Aim.
Every line with the string "icon" should be gathered.

★ ★ ★

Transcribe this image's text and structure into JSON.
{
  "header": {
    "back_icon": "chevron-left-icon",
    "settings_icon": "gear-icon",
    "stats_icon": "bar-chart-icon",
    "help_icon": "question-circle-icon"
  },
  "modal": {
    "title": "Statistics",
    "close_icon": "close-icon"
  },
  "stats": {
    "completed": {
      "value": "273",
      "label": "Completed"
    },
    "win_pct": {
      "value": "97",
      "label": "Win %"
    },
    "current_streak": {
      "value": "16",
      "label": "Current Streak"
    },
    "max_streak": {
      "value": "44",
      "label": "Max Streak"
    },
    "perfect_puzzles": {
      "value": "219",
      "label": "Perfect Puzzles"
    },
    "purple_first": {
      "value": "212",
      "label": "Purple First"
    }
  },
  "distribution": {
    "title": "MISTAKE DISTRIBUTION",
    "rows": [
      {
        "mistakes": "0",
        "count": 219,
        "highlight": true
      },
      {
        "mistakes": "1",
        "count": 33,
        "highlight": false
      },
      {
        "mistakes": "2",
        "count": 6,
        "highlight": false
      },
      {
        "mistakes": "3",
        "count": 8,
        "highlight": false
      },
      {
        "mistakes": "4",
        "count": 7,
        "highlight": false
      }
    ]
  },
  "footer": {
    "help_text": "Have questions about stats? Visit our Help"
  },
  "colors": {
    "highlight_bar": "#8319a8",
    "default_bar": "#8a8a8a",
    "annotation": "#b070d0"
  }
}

★ ★ ★

Answer to the problem.
    "back_icon": "chevron-left-icon",
    "settings_icon": "gear-icon",
    "stats_icon": "bar-chart-icon",
    "help_icon": "question-circle-icon"
    "close_icon": "close-icon"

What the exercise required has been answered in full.